[SHORT EXERCISE]
From the listing below, pick out each line with the word "color".

[DATA FOR PROCESSING]
::::::::::
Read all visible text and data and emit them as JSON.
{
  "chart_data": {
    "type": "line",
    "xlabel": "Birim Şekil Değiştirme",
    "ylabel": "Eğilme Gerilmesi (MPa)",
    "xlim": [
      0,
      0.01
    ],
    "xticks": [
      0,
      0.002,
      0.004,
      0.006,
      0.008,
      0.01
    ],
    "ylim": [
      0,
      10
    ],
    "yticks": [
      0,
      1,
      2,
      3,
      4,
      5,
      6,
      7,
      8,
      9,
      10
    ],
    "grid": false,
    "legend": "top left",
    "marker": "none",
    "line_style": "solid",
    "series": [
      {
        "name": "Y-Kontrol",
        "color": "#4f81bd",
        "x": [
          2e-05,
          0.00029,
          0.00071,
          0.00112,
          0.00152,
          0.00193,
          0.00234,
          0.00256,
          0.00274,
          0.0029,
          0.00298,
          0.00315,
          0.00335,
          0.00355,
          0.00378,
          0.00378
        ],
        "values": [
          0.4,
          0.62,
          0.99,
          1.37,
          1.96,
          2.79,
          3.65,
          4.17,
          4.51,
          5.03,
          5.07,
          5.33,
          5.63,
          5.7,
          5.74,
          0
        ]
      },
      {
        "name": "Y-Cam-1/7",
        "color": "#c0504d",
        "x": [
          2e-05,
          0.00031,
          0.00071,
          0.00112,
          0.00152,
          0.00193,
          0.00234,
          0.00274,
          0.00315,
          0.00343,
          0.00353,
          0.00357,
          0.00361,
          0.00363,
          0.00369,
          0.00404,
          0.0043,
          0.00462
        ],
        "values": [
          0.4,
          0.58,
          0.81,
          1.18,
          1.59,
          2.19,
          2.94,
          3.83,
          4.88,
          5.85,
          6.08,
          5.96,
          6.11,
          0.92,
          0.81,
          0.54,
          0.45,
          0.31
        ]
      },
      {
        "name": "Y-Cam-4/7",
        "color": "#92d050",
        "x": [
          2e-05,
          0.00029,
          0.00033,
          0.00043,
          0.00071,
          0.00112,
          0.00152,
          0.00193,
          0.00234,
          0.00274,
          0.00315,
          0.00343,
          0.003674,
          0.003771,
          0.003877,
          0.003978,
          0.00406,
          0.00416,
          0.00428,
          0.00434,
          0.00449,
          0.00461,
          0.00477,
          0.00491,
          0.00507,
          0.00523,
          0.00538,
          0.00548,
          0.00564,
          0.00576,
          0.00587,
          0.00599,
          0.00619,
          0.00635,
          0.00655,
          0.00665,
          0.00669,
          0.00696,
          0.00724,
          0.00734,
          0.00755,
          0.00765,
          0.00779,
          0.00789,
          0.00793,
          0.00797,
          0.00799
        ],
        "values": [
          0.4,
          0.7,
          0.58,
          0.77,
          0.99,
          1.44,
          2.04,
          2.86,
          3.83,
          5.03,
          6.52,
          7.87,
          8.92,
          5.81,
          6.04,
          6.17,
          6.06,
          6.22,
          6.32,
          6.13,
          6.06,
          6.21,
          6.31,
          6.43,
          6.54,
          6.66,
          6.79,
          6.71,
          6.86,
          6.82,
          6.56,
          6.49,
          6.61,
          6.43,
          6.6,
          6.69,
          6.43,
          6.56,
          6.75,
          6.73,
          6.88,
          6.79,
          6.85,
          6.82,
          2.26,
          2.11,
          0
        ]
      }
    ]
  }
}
::::::::::
[CORRECT RESPONSE]
        "color": "#4f81bd",
        "color": "#c0504d",
        "color": "#92d050",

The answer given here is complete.